::: MATERIAL PROVIDED :::

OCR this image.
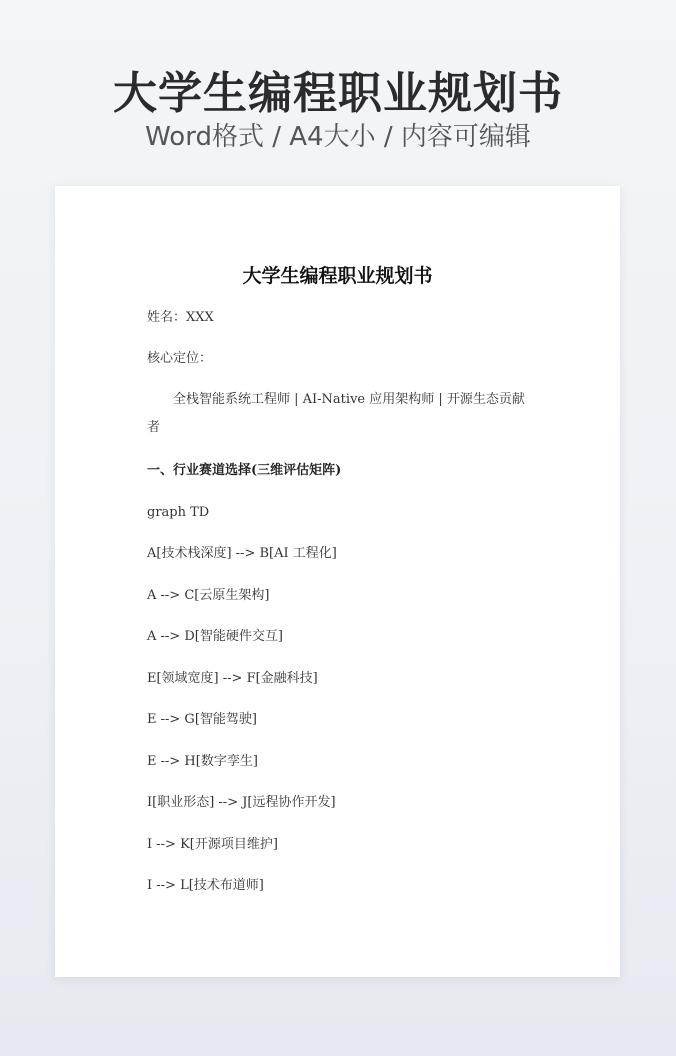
大学生编程职业规划书
Word格式 / A4大小 / 内容可编辑
大学生编程职业规划书
姓名：XXX
核心定位：
全栈智能系统工程师 | AI-Native 应用架构师 | 开源生态贡献者
一、行业赛道选择(三维评估矩阵)
graph TD
A[技术栈深度] --> B[AI 工程化]
A --> C[云原生架构]
A --> D[智能硬件交互]
E[领域宽度] --> F[金融科技]
E --> G[智能驾驶]
E --> H[数字孪生]
I[职业形态] --> J[远程协作开发]
I --> K[开源项目维护]
I --> L[技术布道师]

:::

GIVEN TASK - Retype each line of the listing above word for word. Exclude the pictures.

SOLUTION TO THE EXERCISE -
OCR this image.
大学生编程职业规划书
Word格式 / A4大小 / 内容可编辑
大学生编程职业规划书
姓名：XXX
核心定位：
全栈智能系统工程师 | AI-Native 应用架构师 | 开源生态贡献者
一、行业赛道选择(三维评估矩阵)
graph TD
A[技术栈深度] --> B[AI 工程化]
A --> C[云原生架构]
A --> D[智能硬件交互]
E[领域宽度] --> F[金融科技]
E --> G[智能驾驶]
E --> H[数字孪生]
I[职业形态] --> J[远程协作开发]
I --> K[开源项目维护]
I --> L[技术布道师]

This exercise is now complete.